E afora o fato de inspirar-se nas peripécias reais de um dos personagens mais fascinantes do século passado, o arqueólogo, explorador, diplomata, militar, agente secreto e escritor T. E. Lawrence, que foi oficial de ligação entre as tropas britânicas e os revoltosos árabes durante a 1ª Guerra Mundial.

Com seus múltiplos talentos e interesses, Lawrence era o britânico que melhor compreendia os anseios dos árabes, na verdade uma infinidade de tribos nômades que o príncipe Faisal tentava unir para confrontar o Império Otomano.

Como os turcos eram aliados dos alemães, Faisal recebia um reticente apoio da pérfida Albion e dos franceses, que não confiavam naqueles dispersos e indisciplinados combatentes do deserto.

Lawrence, que desde os tempos de arqueólogo simpatizava com a causa que um destino insólito lhe permitia estar defendendo, acaba conquistando a confiança de Faisal e se tornando um trunfo valiosíssimo para popularizar a revolta árabe na Europa, que se deslumbrou com os feitos militares (principalmente em ações guerrilheiras) daquele oficial da rainha vestido à moda árabe.

O filme tem 222 minutos e é de uma beleza estonteante, não se restringindo à escalada de Lawrence, desde seu papel subalterno como oficial britânico até tornar-se um herói de dois continentes. Também mostra as múltiplas contradições a que ele foi conduzido pela crueza da guerra e o seu papel ambíguo dentro dela (servia aos colonialistas, mas tentava arrancar deles o máximo de benefícios para aqueles ao lado de quem lutava).

- Objetivo 1: Liste as atividades que o texto sobre Lawrence enumera imediatamente antes do nome "T. E. Lawrence".

- Material do exercício:
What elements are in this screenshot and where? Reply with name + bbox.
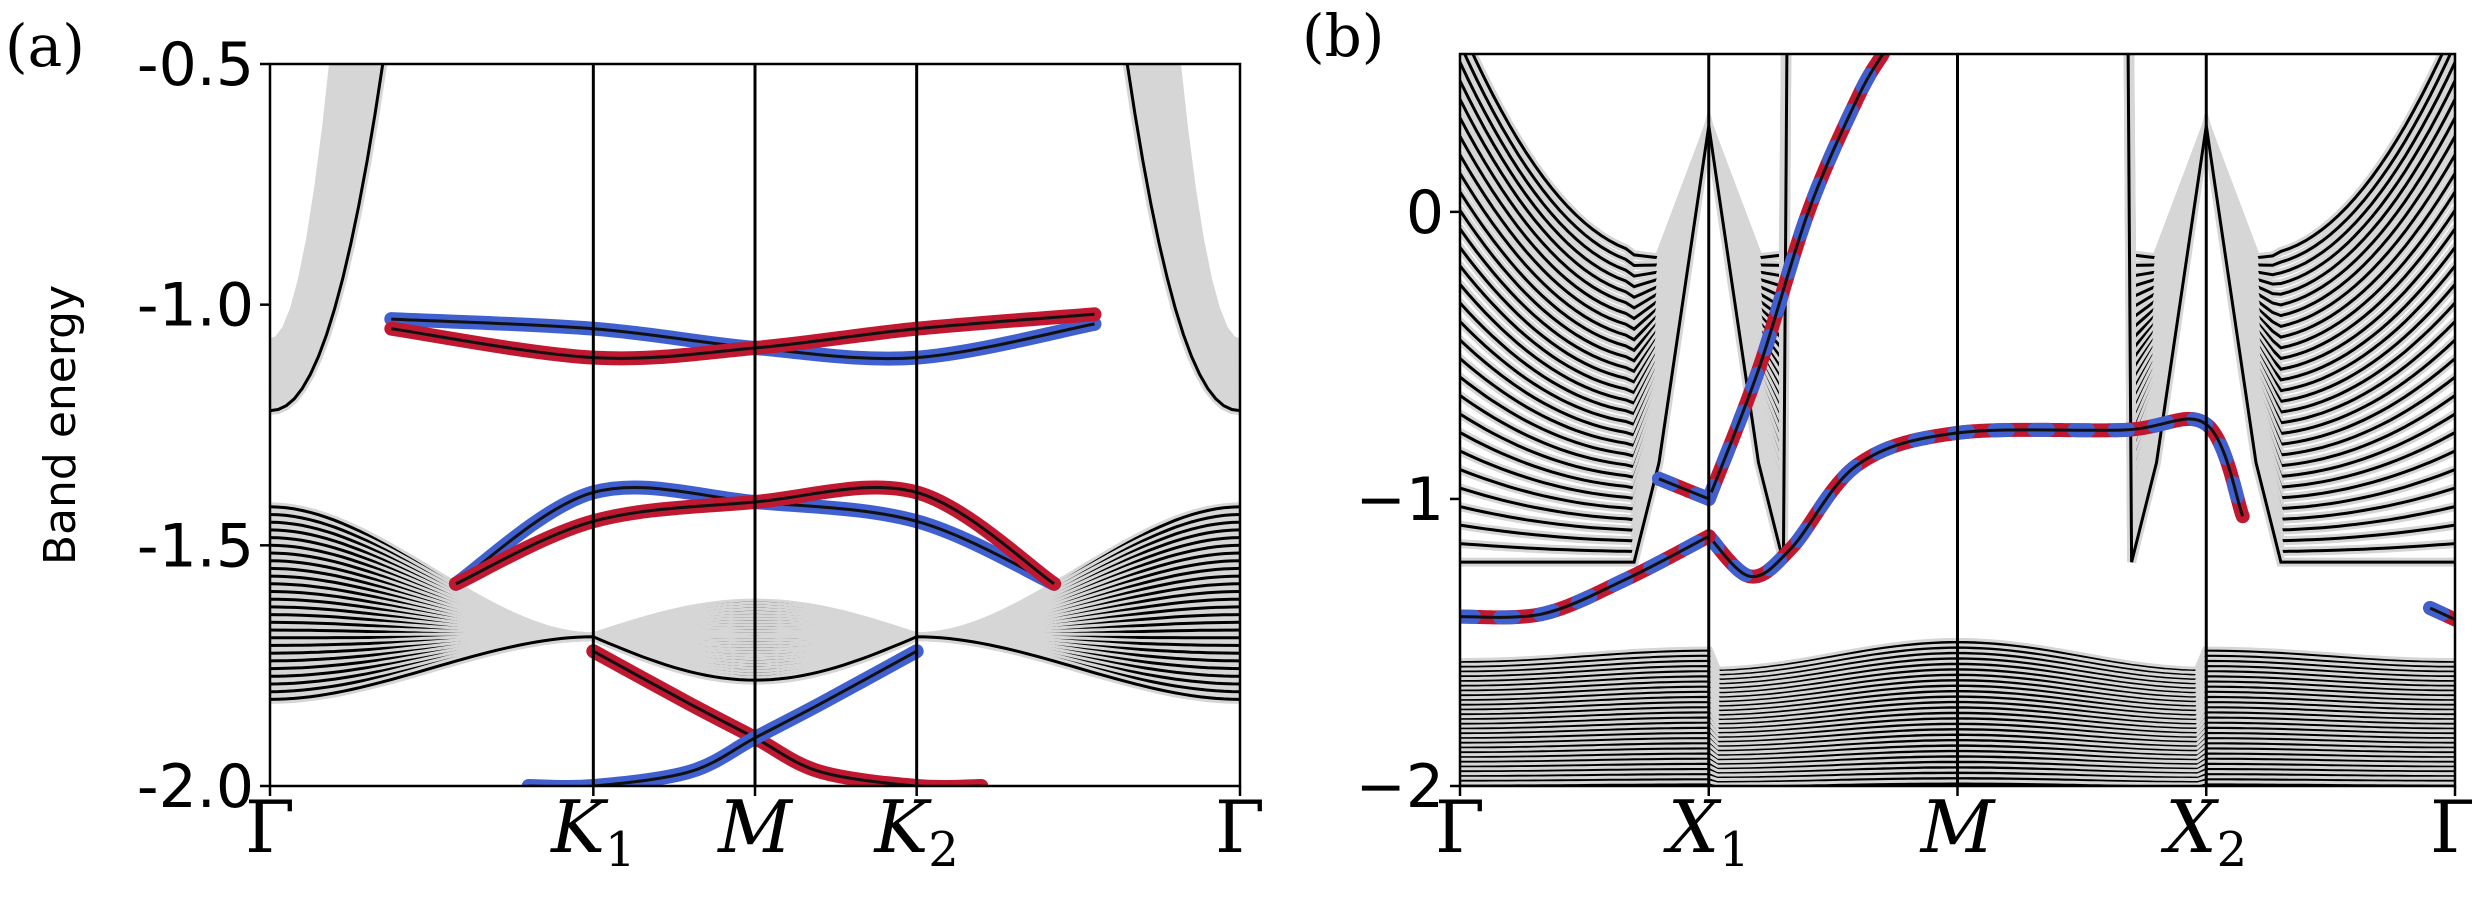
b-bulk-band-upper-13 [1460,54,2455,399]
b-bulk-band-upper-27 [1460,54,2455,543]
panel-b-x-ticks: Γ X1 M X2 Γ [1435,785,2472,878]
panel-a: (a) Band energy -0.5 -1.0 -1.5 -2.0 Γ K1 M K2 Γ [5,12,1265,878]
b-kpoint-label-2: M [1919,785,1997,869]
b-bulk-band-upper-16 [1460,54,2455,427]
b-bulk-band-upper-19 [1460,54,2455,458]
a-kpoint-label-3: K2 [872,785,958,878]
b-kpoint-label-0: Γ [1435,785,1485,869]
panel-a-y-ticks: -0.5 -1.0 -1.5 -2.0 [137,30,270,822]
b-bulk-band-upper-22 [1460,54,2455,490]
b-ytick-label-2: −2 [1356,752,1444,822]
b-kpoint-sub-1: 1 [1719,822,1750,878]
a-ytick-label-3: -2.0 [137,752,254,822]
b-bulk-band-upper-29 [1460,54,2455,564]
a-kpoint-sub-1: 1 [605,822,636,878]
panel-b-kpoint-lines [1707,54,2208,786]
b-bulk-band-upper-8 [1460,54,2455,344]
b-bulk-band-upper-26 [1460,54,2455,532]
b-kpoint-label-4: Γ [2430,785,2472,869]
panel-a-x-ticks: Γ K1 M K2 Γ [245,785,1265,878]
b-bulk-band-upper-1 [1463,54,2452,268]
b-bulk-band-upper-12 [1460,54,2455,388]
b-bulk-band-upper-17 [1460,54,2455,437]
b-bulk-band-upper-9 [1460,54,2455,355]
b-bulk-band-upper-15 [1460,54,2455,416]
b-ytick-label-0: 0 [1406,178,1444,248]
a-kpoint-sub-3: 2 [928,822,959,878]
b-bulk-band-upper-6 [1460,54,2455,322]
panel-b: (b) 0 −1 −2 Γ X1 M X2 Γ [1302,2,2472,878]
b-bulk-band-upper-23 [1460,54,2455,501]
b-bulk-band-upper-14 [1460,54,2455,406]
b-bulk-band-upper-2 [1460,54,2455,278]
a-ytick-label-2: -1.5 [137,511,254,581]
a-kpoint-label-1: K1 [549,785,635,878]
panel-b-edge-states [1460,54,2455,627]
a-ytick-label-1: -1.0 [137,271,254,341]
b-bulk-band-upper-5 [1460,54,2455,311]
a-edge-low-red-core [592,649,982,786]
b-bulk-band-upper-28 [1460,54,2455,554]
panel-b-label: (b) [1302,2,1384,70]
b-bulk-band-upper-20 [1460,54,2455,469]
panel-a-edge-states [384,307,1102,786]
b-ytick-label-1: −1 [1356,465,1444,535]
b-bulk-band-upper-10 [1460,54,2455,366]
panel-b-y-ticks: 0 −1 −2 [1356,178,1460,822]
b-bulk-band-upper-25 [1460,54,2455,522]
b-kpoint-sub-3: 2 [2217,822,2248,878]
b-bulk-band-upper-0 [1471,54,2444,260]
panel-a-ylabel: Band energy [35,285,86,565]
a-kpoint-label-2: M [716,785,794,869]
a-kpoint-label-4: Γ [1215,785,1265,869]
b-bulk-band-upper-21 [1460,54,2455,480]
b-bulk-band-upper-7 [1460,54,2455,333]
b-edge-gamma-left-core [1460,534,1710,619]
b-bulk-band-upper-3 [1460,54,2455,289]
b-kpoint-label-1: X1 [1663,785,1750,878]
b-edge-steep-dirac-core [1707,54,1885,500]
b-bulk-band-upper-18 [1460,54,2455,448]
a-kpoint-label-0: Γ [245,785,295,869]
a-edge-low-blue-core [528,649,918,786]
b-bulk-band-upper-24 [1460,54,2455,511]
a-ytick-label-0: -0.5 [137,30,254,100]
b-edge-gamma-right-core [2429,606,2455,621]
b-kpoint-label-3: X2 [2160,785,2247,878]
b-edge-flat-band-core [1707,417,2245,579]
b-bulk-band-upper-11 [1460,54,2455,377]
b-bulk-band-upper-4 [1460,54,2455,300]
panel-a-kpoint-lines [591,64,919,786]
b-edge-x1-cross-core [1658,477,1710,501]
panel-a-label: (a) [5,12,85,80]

- Objetivo 2: Reproduza palavra por palavra as linhas da listagem que começam na linha com "b-bulk-band-upper-13 [1460,54,2455,399]" e seguem até a linha com "a-kpoint-label-2: M [716,785,794,869]", incluindo ambas.

- Resultado da tarefa 1:
- arqueólogo
- explorador
- diplomata
- militar
- agente secreto
- escritor

- Resultado da tarefa 2:
b-bulk-band-upper-13 [1460,54,2455,399]
b-bulk-band-upper-27 [1460,54,2455,543]
panel-b-x-ticks: Γ X1 M X2 Γ [1435,785,2472,878]
panel-a: (a) Band energy -0.5 -1.0 -1.5 -2.0 Γ K1 M K2 Γ [5,12,1265,878]
b-kpoint-label-2: M [1919,785,1997,869]
b-bulk-band-upper-16 [1460,54,2455,427]
b-bulk-band-upper-19 [1460,54,2455,458]
a-kpoint-label-3: K2 [872,785,958,878]
b-kpoint-label-0: Γ [1435,785,1485,869]
panel-a-y-ticks: -0.5 -1.0 -1.5 -2.0 [137,30,270,822]
b-bulk-band-upper-22 [1460,54,2455,490]
b-ytick-label-2: −2 [1356,752,1444,822]
b-kpoint-sub-1: 1 [1719,822,1750,878]
a-ytick-label-3: -2.0 [137,752,254,822]
b-bulk-band-upper-29 [1460,54,2455,564]
a-kpoint-sub-1: 1 [605,822,636,878]
panel-b-kpoint-lines [1707,54,2208,786]
b-bulk-band-upper-8 [1460,54,2455,344]
b-bulk-band-upper-26 [1460,54,2455,532]
b-kpoint-label-4: Γ [2430,785,2472,869]
panel-a-x-ticks: Γ K1 M K2 Γ [245,785,1265,878]
b-bulk-band-upper-1 [1463,54,2452,268]
b-bulk-band-upper-12 [1460,54,2455,388]
b-bulk-band-upper-17 [1460,54,2455,437]
b-bulk-band-upper-9 [1460,54,2455,355]
b-bulk-band-upper-15 [1460,54,2455,416]
b-ytick-label-0: 0 [1406,178,1444,248]
a-kpoint-sub-3: 2 [928,822,959,878]
b-bulk-band-upper-6 [1460,54,2455,322]
panel-b: (b) 0 −1 −2 Γ X1 M X2 Γ [1302,2,2472,878]
b-bulk-band-upper-23 [1460,54,2455,501]
b-bulk-band-upper-14 [1460,54,2455,406]
b-bulk-band-upper-2 [1460,54,2455,278]
a-ytick-label-2: -1.5 [137,511,254,581]
a-kpoint-label-1: K1 [549,785,635,878]
panel-b-edge-states [1460,54,2455,627]
a-ytick-label-1: -1.0 [137,271,254,341]
b-bulk-band-upper-5 [1460,54,2455,311]
a-edge-low-red-core [592,649,982,786]
b-bulk-band-upper-28 [1460,54,2455,554]
panel-b-label: (b) [1302,2,1384,70]
b-bulk-band-upper-20 [1460,54,2455,469]
panel-a-edge-states [384,307,1102,786]
b-ytick-label-1: −1 [1356,465,1444,535]
b-bulk-band-upper-10 [1460,54,2455,366]
panel-b-y-ticks: 0 −1 −2 [1356,178,1460,822]
b-bulk-band-upper-25 [1460,54,2455,522]
b-kpoint-sub-3: 2 [2217,822,2248,878]
b-bulk-band-upper-0 [1471,54,2444,260]
panel-a-ylabel: Band energy [35,285,86,565]
a-kpoint-label-2: M [716,785,794,869]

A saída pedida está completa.